• **TASK TO COMPLETE**
Write out each line of the listing as it stands, without the images.

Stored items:
========================================================================
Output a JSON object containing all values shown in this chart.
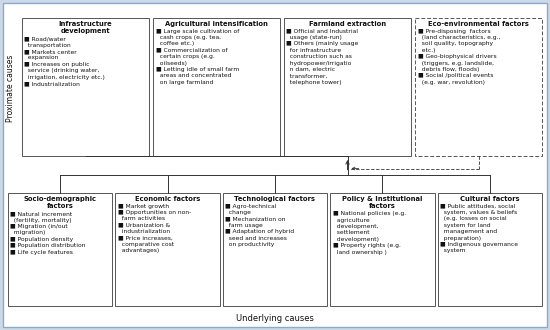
{
  "title_proximate": "Proximate causes",
  "title_underlying": "Underlying causes",
  "box_color": "#ffffff",
  "border_color": "#555555",
  "text_color": "#111111",
  "fig_bg": "#cdd8e8",
  "outer_bg": "#ffffff",
  "top_boxes": [
    {
      "title": "Infrastructure\ndevelopment",
      "content": "■ Road/water\n  transportation\n■ Markets center\n  expansion\n■ Increases on public\n  service (drinking water,\n  irrigation, electricity etc.)\n■ Industrialization"
    },
    {
      "title": "Agricultural intensification",
      "content": "■ Large scale cultivation of\n  cash crops (e.g. tea,\n  coffee etc.)\n■ Commercialization of\n  certain crops (e.g.\n  oilseeds)\n■ Letting idle of small farm\n  areas and concentrated\n  on large farmland"
    },
    {
      "title": "Farmland extraction",
      "content": "■ Official and Industrial\n  usage (state-run)\n■ Others (mainly usage\n  for infrastructure\n  construction such as\n  hydropower/irrigatio\n  n dam, electric\n  transformer,\n  telephone tower)"
    },
    {
      "title": "Eco-environmental factors",
      "content": "■ Pre-disposing  factors\n  (land characteristics, e.g.,\n  soil quality, topography\n  etc.)\n■ Geo-biophysical drivers\n  (triggers, e.g. landslide,\n  debris flow, floods)\n■ Social /political events\n  (e.g. war, revolution)"
    }
  ],
  "bottom_boxes": [
    {
      "title": "Socio-demographic\nfactors",
      "content": "■ Natural increment\n  (fertility, mortality)\n■ Migration (in/out\n  migration)\n■ Population density\n■ Population distribution\n■ Life cycle features"
    },
    {
      "title": "Economic factors",
      "content": "■ Market growth\n■ Opportunities on non-\n  farm activities\n■ Urbanization &\n  industrialization\n■ Price increases,\n  comparative cost\n  advantages)"
    },
    {
      "title": "Technological factors",
      "content": "■ Agro-technical\n  change\n■ Mechanization on\n  farm usage\n■ Adaptation of hybrid\n  seed and increases\n  on productivity"
    },
    {
      "title": "Policy & Institutional\nfactors",
      "content": "■ National policies (e.g.\n  agriculture\n  development,\n  settlement\n  development)\n■ Property rights (e.g.\n  land ownership )"
    },
    {
      "title": "Cultural factors",
      "content": "■ Public attitudes, social\n  system, values & beliefs\n  (e.g. losses on social\n  system for land\n  management and\n  preparation)\n■ Indigenous governance\n  system"
    }
  ]
}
========================================================================
• **SOLUTION TO THIS TASK**
Output a JSON object containing all values shown in this chart.
{
  "title_proximate": "Proximate causes",
  "title_underlying": "Underlying causes",
  "box_color": "#ffffff",
  "border_color": "#555555",
  "text_color": "#111111",
  "fig_bg": "#cdd8e8",
  "outer_bg": "#ffffff",
  "top_boxes": [
    {
      "title": "Infrastructure\ndevelopment",
      "content": "■ Road/water\n  transportation\n■ Markets center\n  expansion\n■ Increases on public\n  service (drinking water,\n  irrigation, electricity etc.)\n■ Industrialization"
    },
    {
      "title": "Agricultural intensification",
      "content": "■ Large scale cultivation of\n  cash crops (e.g. tea,\n  coffee etc.)\n■ Commercialization of\n  certain crops (e.g.\n  oilseeds)\n■ Letting idle of small farm\n  areas and concentrated\n  on large farmland"
    },
    {
      "title": "Farmland extraction",
      "content": "■ Official and Industrial\n  usage (state-run)\n■ Others (mainly usage\n  for infrastructure\n  construction such as\n  hydropower/irrigatio\n  n dam, electric\n  transformer,\n  telephone tower)"
    },
    {
      "title": "Eco-environmental factors",
      "content": "■ Pre-disposing  factors\n  (land characteristics, e.g.,\n  soil quality, topography\n  etc.)\n■ Geo-biophysical drivers\n  (triggers, e.g. landslide,\n  debris flow, floods)\n■ Social /political events\n  (e.g. war, revolution)"
    }
  ],
  "bottom_boxes": [
    {
      "title": "Socio-demographic\nfactors",
      "content": "■ Natural increment\n  (fertility, mortality)\n■ Migration (in/out\n  migration)\n■ Population density\n■ Population distribution\n■ Life cycle features"
    },
    {
      "title": "Economic factors",
      "content": "■ Market growth\n■ Opportunities on non-\n  farm activities\n■ Urbanization &\n  industrialization\n■ Price increases,\n  comparative cost\n  advantages)"
    },
    {
      "title": "Technological factors",
      "content": "■ Agro-technical\n  change\n■ Mechanization on\n  farm usage\n■ Adaptation of hybrid\n  seed and increases\n  on productivity"
    },
    {
      "title": "Policy & Institutional\nfactors",
      "content": "■ National policies (e.g.\n  agriculture\n  development,\n  settlement\n  development)\n■ Property rights (e.g.\n  land ownership )"
    },
    {
      "title": "Cultural factors",
      "content": "■ Public attitudes, social\n  system, values & beliefs\n  (e.g. losses on social\n  system for land\n  management and\n  preparation)\n■ Indigenous governance\n  system"
    }
  ]
}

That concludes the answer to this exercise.